## Stated exercise
Copy nothing but the text: reproduce each line of the listing exactly and leave the pictures out.

## Records for this exercise

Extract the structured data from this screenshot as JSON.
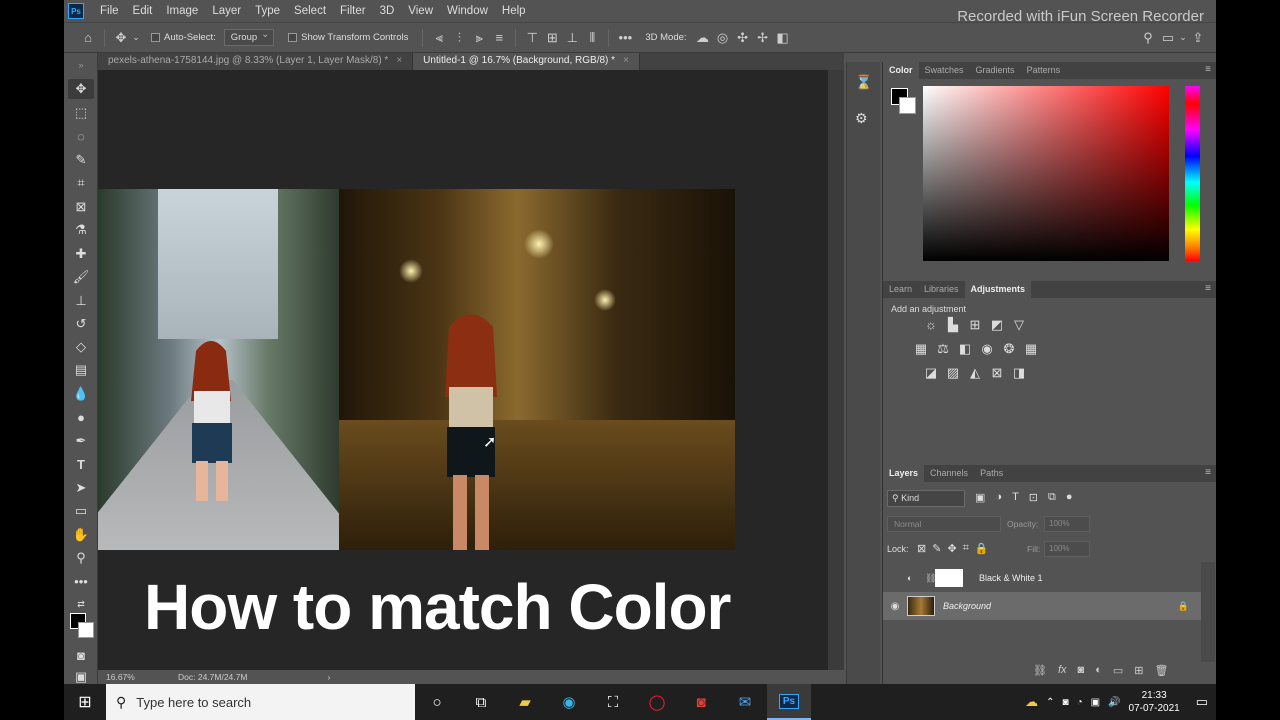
{
  "recorder_watermark": "Recorded with iFun Screen Recorder",
  "menubar": {
    "logo": "Ps",
    "items": [
      "File",
      "Edit",
      "Image",
      "Layer",
      "Type",
      "Select",
      "Filter",
      "3D",
      "View",
      "Window",
      "Help"
    ]
  },
  "options_bar": {
    "auto_select_label": "Auto-Select:",
    "group_value": "Group",
    "transform_label": "Show Transform Controls",
    "mode_3d_label": "3D Mode:",
    "more": "•••"
  },
  "doc_tabs": [
    {
      "label": "pexels-athena-1758144.jpg @ 8.33% (Layer 1, Layer Mask/8) *",
      "close": "×"
    },
    {
      "label": "Untitled-1 @ 16.7% (Background, RGB/8) *",
      "close": "×"
    }
  ],
  "canvas": {
    "overlay_title": "How to match Color"
  },
  "status": {
    "zoom": "16.67%",
    "doc": "Doc: 24.7M/24.7M",
    "arrow": "›"
  },
  "color_panel": {
    "tabs": [
      "Color",
      "Swatches",
      "Gradients",
      "Patterns"
    ],
    "active": "Color"
  },
  "adjustments_panel": {
    "tabs": [
      "Learn",
      "Libraries",
      "Adjustments"
    ],
    "active": "Adjustments",
    "hint": "Add an adjustment"
  },
  "layers_panel": {
    "tabs": [
      "Layers",
      "Channels",
      "Paths"
    ],
    "active": "Layers",
    "filter_value": "Kind",
    "blend_mode": "Normal",
    "opacity_label": "Opacity:",
    "opacity_value": "100%",
    "lock_label": "Lock:",
    "fill_label": "Fill:",
    "fill_value": "100%",
    "layers": [
      {
        "name": "Black & White 1",
        "visible": false
      },
      {
        "name": "Background",
        "visible": true
      }
    ]
  },
  "taskbar": {
    "search_placeholder": "Type here to search",
    "time": "21:33",
    "date": "07-07-2021"
  },
  "colors": {
    "panel_bg": "#535353",
    "canvas_bg": "#262626",
    "ps_blue": "#31a8ff"
  }
}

## Worked answer
Extract the structured data from this screenshot as JSON.
{
  "recorder_watermark": "Recorded with iFun Screen Recorder",
  "menubar": {
    "logo": "Ps",
    "items": [
      "File",
      "Edit",
      "Image",
      "Layer",
      "Type",
      "Select",
      "Filter",
      "3D",
      "View",
      "Window",
      "Help"
    ]
  },
  "options_bar": {
    "auto_select_label": "Auto-Select:",
    "group_value": "Group",
    "transform_label": "Show Transform Controls",
    "mode_3d_label": "3D Mode:",
    "more": "•••"
  },
  "doc_tabs": [
    {
      "label": "pexels-athena-1758144.jpg @ 8.33% (Layer 1, Layer Mask/8) *",
      "close": "×"
    },
    {
      "label": "Untitled-1 @ 16.7% (Background, RGB/8) *",
      "close": "×"
    }
  ],
  "canvas": {
    "overlay_title": "How to match Color"
  },
  "status": {
    "zoom": "16.67%",
    "doc": "Doc: 24.7M/24.7M",
    "arrow": "›"
  },
  "color_panel": {
    "tabs": [
      "Color",
      "Swatches",
      "Gradients",
      "Patterns"
    ],
    "active": "Color"
  },
  "adjustments_panel": {
    "tabs": [
      "Learn",
      "Libraries",
      "Adjustments"
    ],
    "active": "Adjustments",
    "hint": "Add an adjustment"
  },
  "layers_panel": {
    "tabs": [
      "Layers",
      "Channels",
      "Paths"
    ],
    "active": "Layers",
    "filter_value": "Kind",
    "blend_mode": "Normal",
    "opacity_label": "Opacity:",
    "opacity_value": "100%",
    "lock_label": "Lock:",
    "fill_label": "Fill:",
    "fill_value": "100%",
    "layers": [
      {
        "name": "Black & White 1",
        "visible": false
      },
      {
        "name": "Background",
        "visible": true
      }
    ]
  },
  "taskbar": {
    "search_placeholder": "Type here to search",
    "time": "21:33",
    "date": "07-07-2021"
  },
  "colors": {
    "panel_bg": "#535353",
    "canvas_bg": "#262626",
    "ps_blue": "#31a8ff"
  }
}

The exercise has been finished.